**Job**
Print the listing that follows, character for character.

**Records to process**

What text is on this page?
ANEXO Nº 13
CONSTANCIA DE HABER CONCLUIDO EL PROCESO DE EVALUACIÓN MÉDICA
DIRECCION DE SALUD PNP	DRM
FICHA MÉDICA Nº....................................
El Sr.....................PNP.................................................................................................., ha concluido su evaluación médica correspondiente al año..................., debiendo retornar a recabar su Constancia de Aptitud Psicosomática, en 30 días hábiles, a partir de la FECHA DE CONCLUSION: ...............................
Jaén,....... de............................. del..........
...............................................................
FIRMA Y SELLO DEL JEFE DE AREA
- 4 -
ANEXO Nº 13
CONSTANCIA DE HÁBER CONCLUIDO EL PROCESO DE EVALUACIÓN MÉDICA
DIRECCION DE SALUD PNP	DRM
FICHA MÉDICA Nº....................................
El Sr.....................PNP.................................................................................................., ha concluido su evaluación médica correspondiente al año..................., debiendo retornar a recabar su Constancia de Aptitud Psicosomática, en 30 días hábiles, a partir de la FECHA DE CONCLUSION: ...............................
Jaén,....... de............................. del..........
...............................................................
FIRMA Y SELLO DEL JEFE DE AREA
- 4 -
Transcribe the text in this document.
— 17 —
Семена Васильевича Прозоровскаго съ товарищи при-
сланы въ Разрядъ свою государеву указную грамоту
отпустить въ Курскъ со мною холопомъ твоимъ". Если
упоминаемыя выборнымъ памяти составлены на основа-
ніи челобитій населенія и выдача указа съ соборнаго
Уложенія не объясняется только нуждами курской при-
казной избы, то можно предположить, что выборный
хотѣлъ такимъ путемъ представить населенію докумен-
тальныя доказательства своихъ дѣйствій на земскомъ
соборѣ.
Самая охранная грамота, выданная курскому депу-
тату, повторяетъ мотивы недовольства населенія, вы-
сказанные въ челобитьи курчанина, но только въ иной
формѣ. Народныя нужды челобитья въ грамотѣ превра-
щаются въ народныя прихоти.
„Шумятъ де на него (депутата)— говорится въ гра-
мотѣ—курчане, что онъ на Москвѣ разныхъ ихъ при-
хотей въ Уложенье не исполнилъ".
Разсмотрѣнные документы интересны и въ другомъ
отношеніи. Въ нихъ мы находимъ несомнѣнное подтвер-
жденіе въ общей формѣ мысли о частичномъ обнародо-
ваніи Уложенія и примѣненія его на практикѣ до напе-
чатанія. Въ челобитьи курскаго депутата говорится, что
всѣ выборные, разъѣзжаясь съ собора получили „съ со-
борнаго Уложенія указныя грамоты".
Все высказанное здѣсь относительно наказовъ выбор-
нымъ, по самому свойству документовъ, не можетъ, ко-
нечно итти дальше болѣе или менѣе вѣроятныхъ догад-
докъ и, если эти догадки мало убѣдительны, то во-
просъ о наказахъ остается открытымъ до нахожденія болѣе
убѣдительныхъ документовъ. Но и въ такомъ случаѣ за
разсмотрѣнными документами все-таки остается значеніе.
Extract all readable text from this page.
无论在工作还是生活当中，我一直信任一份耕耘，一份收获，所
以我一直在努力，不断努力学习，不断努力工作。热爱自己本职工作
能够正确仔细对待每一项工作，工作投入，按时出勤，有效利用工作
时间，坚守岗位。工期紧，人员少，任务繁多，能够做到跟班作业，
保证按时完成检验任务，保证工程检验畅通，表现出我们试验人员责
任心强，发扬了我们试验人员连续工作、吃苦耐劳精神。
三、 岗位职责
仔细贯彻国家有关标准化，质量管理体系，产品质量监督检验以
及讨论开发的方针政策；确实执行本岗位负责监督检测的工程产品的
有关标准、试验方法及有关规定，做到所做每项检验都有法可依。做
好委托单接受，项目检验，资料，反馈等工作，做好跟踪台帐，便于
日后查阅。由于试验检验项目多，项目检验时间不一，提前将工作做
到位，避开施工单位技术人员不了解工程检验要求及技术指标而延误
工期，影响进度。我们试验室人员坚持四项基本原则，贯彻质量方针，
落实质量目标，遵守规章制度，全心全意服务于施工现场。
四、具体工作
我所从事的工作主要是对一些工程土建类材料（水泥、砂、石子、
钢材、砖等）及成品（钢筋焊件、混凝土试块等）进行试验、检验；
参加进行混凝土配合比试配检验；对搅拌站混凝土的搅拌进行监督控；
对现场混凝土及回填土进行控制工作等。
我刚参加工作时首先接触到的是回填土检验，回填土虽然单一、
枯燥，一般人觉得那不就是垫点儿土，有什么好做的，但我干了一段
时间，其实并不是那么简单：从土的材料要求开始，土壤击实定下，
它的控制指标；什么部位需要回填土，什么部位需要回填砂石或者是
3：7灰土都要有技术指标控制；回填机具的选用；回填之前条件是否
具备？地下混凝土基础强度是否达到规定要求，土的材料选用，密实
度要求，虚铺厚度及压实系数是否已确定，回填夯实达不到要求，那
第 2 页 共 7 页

**Response to this exercise**
What text is on this page?
ANEXO Nº 13
CONSTANCIA DE HABER CONCLUIDO EL PROCESO DE EVALUACIÓN MÉDICA
DIRECCION DE SALUD PNP	DRM
FICHA MÉDICA Nº....................................
El Sr.....................PNP.................................................................................................., ha concluido su evaluación médica correspondiente al año..................., debiendo retornar a recabar su Constancia de Aptitud Psicosomática, en 30 días hábiles, a partir de la FECHA DE CONCLUSION: ...............................
Jaén,....... de............................. del..........
...............................................................
FIRMA Y SELLO DEL JEFE DE AREA
- 4 -
ANEXO Nº 13
CONSTANCIA DE HÁBER CONCLUIDO EL PROCESO DE EVALUACIÓN MÉDICA
DIRECCION DE SALUD PNP	DRM
FICHA MÉDICA Nº....................................
El Sr.....................PNP.................................................................................................., ha concluido su evaluación médica correspondiente al año..................., debiendo retornar a recabar su Constancia de Aptitud Psicosomática, en 30 días hábiles, a partir de la FECHA DE CONCLUSION: ...............................
Jaén,....... de............................. del..........
...............................................................
FIRMA Y SELLO DEL JEFE DE AREA
- 4 -
Transcribe the text in this document.
— 17 —
Семена Васильевича Прозоровскаго съ товарищи при-
сланы въ Разрядъ свою государеву указную грамоту
отпустить въ Курскъ со мною холопомъ твоимъ". Если
упоминаемыя выборнымъ памяти составлены на основа-
ніи челобитій населенія и выдача указа съ соборнаго
Уложенія не объясняется только нуждами курской при-
казной избы, то можно предположить, что выборный
хотѣлъ такимъ путемъ представить населенію докумен-
тальныя доказательства своихъ дѣйствій на земскомъ
соборѣ.
Самая охранная грамота, выданная курскому депу-
тату, повторяетъ мотивы недовольства населенія, вы-
сказанные въ челобитьи курчанина, но только въ иной
формѣ. Народныя нужды челобитья въ грамотѣ превра-
щаются въ народныя прихоти.
„Шумятъ де на него (депутата)— говорится въ гра-
мотѣ—курчане, что онъ на Москвѣ разныхъ ихъ при-
хотей въ Уложенье не исполнилъ".
Разсмотрѣнные документы интересны и въ другомъ
отношеніи. Въ нихъ мы находимъ несомнѣнное подтвер-
жденіе въ общей формѣ мысли о частичномъ обнародо-
ваніи Уложенія и примѣненія его на практикѣ до напе-
чатанія. Въ челобитьи курскаго депутата говорится, что
всѣ выборные, разъѣзжаясь съ собора получили „съ со-
борнаго Уложенія указныя грамоты".
Все высказанное здѣсь относительно наказовъ выбор-
нымъ, по самому свойству документовъ, не можетъ, ко-
нечно итти дальше болѣе или менѣе вѣроятныхъ догад-
докъ и, если эти догадки мало убѣдительны, то во-
просъ о наказахъ остается открытымъ до нахожденія болѣе
убѣдительныхъ документовъ. Но и въ такомъ случаѣ за
разсмотрѣнными документами все-таки остается значеніе.
Extract all readable text from this page.
无论在工作还是生活当中，我一直信任一份耕耘，一份收获，所
以我一直在努力，不断努力学习，不断努力工作。热爱自己本职工作
能够正确仔细对待每一项工作，工作投入，按时出勤，有效利用工作
时间，坚守岗位。工期紧，人员少，任务繁多，能够做到跟班作业，
保证按时完成检验任务，保证工程检验畅通，表现出我们试验人员责
任心强，发扬了我们试验人员连续工作、吃苦耐劳精神。
三、 岗位职责
仔细贯彻国家有关标准化，质量管理体系，产品质量监督检验以
及讨论开发的方针政策；确实执行本岗位负责监督检测的工程产品的
有关标准、试验方法及有关规定，做到所做每项检验都有法可依。做
好委托单接受，项目检验，资料，反馈等工作，做好跟踪台帐，便于
日后查阅。由于试验检验项目多，项目检验时间不一，提前将工作做
到位，避开施工单位技术人员不了解工程检验要求及技术指标而延误
工期，影响进度。我们试验室人员坚持四项基本原则，贯彻质量方针，
落实质量目标，遵守规章制度，全心全意服务于施工现场。
四、具体工作
我所从事的工作主要是对一些工程土建类材料（水泥、砂、石子、
钢材、砖等）及成品（钢筋焊件、混凝土试块等）进行试验、检验；
参加进行混凝土配合比试配检验；对搅拌站混凝土的搅拌进行监督控；
对现场混凝土及回填土进行控制工作等。
我刚参加工作时首先接触到的是回填土检验，回填土虽然单一、
枯燥，一般人觉得那不就是垫点儿土，有什么好做的，但我干了一段
时间，其实并不是那么简单：从土的材料要求开始，土壤击实定下，
它的控制指标；什么部位需要回填土，什么部位需要回填砂石或者是
3：7灰土都要有技术指标控制；回填机具的选用；回填之前条件是否
具备？地下混凝土基础强度是否达到规定要求，土的材料选用，密实
度要求，虚铺厚度及压实系数是否已确定，回填夯实达不到要求，那
第 2 页 共 7 页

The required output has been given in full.